## OBJECTIVE:
Extract each line from the entries below that has the string "эксплуатацию" in it.

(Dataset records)
•••
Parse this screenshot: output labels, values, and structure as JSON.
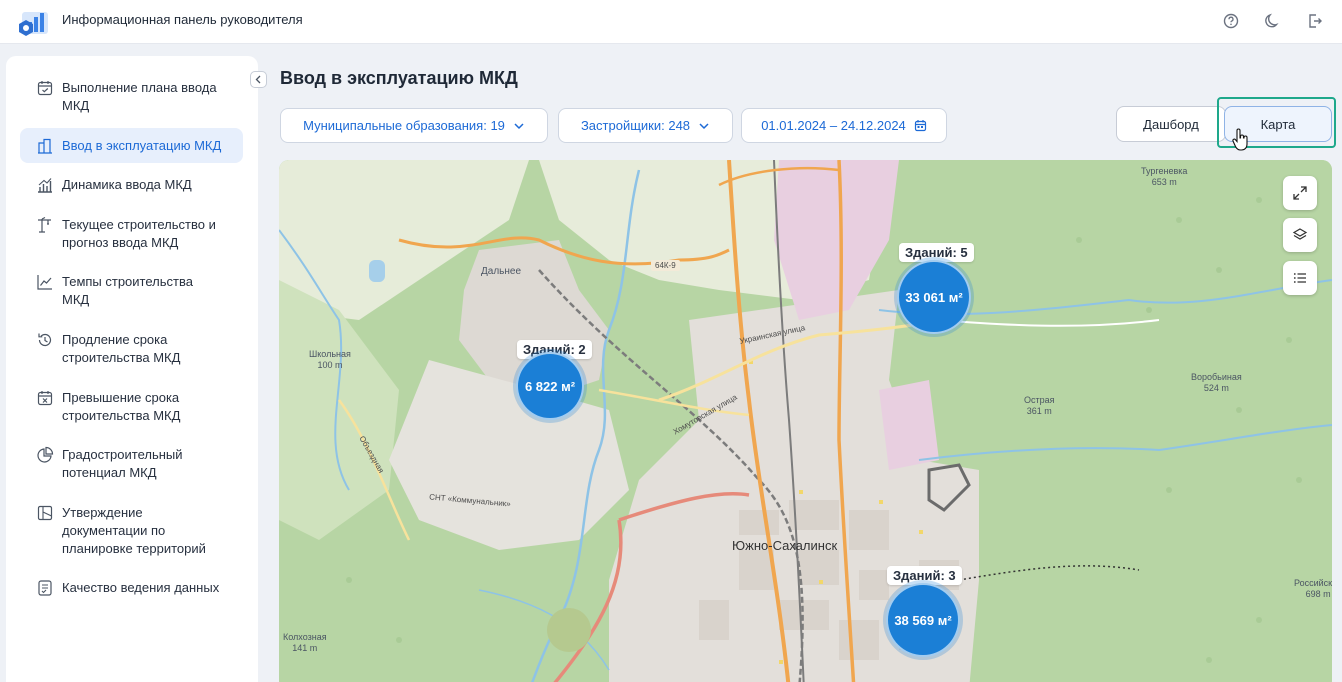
{
  "app": {
    "title": "Информационная панель руководителя"
  },
  "header_icons": [
    "help-icon",
    "moon-icon",
    "logout-icon"
  ],
  "sidebar": {
    "items": [
      {
        "label_lines": [
          "Выполнение плана ввода",
          "МКД"
        ],
        "icon": "calendar-check-icon",
        "active": false
      },
      {
        "label_lines": [
          "Ввод в эксплуатацию МКД"
        ],
        "icon": "building-icon",
        "active": true
      },
      {
        "label_lines": [
          "Динамика ввода МКД"
        ],
        "icon": "bar-chart-icon",
        "active": false
      },
      {
        "label_lines": [
          "Текущее строительство и",
          "прогноз ввода МКД"
        ],
        "icon": "crane-icon",
        "active": false
      },
      {
        "label_lines": [
          "Темпы строительства",
          "МКД"
        ],
        "icon": "line-chart-icon",
        "active": false
      },
      {
        "label_lines": [
          "Продление срока",
          "строительства МКД"
        ],
        "icon": "history-icon",
        "active": false
      },
      {
        "label_lines": [
          "Превышение срока",
          "строительства МКД"
        ],
        "icon": "calendar-x-icon",
        "active": false
      },
      {
        "label_lines": [
          "Градостроительный",
          "потенциал МКД"
        ],
        "icon": "pie-chart-icon",
        "active": false
      },
      {
        "label_lines": [
          "Утверждение",
          "документации по",
          "планировке территорий"
        ],
        "icon": "map-doc-icon",
        "active": false
      },
      {
        "label_lines": [
          "Качество ведения данных"
        ],
        "icon": "checklist-icon",
        "active": false
      }
    ]
  },
  "main": {
    "title": "Ввод в эксплуатацию МКД",
    "filters": {
      "municipalities": "Муниципальные образования: 19",
      "developers": "Застройщики: 248",
      "date_range": "01.01.2024 – 24.12.2024"
    },
    "view_toggle": {
      "dashboard": "Дашборд",
      "map": "Карта",
      "selected": "map"
    }
  },
  "map": {
    "controls": [
      "fullscreen-icon",
      "layers-icon",
      "list-icon"
    ],
    "clusters": [
      {
        "label": "Зданий: 2",
        "value": "6 822 м²"
      },
      {
        "label": "Зданий: 5",
        "value": "33 061 м²"
      },
      {
        "label": "Зданий: 3",
        "value": "38 569 м²"
      }
    ],
    "city": "Южно-Сахалинск",
    "places": [
      {
        "name": "Тургеневка",
        "elev": "653 m"
      },
      {
        "name": "Школьная",
        "elev": "100 m"
      },
      {
        "name": "Дальнее",
        "elev": ""
      },
      {
        "name": "Воробьиная",
        "elev": "524 m"
      },
      {
        "name": "Острая",
        "elev": "361 m"
      },
      {
        "name": "Российская",
        "elev": "698 m"
      },
      {
        "name": "Колхозная",
        "elev": "141 m"
      }
    ],
    "roads": [
      "64К-9",
      "Украинская улица",
      "СНТ «Коммунальник»",
      "Хомутовская улица",
      "Объездная"
    ],
    "colors": {
      "cluster": "#1b7fd6",
      "forest": "#b9d7a6",
      "urban": "#ece8e3",
      "road_major": "#f0a050"
    }
  }
}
•••
## COMPLETE OUTPUT:
          "Ввод в эксплуатацию МКД"
    "title": "Ввод в эксплуатацию МКД",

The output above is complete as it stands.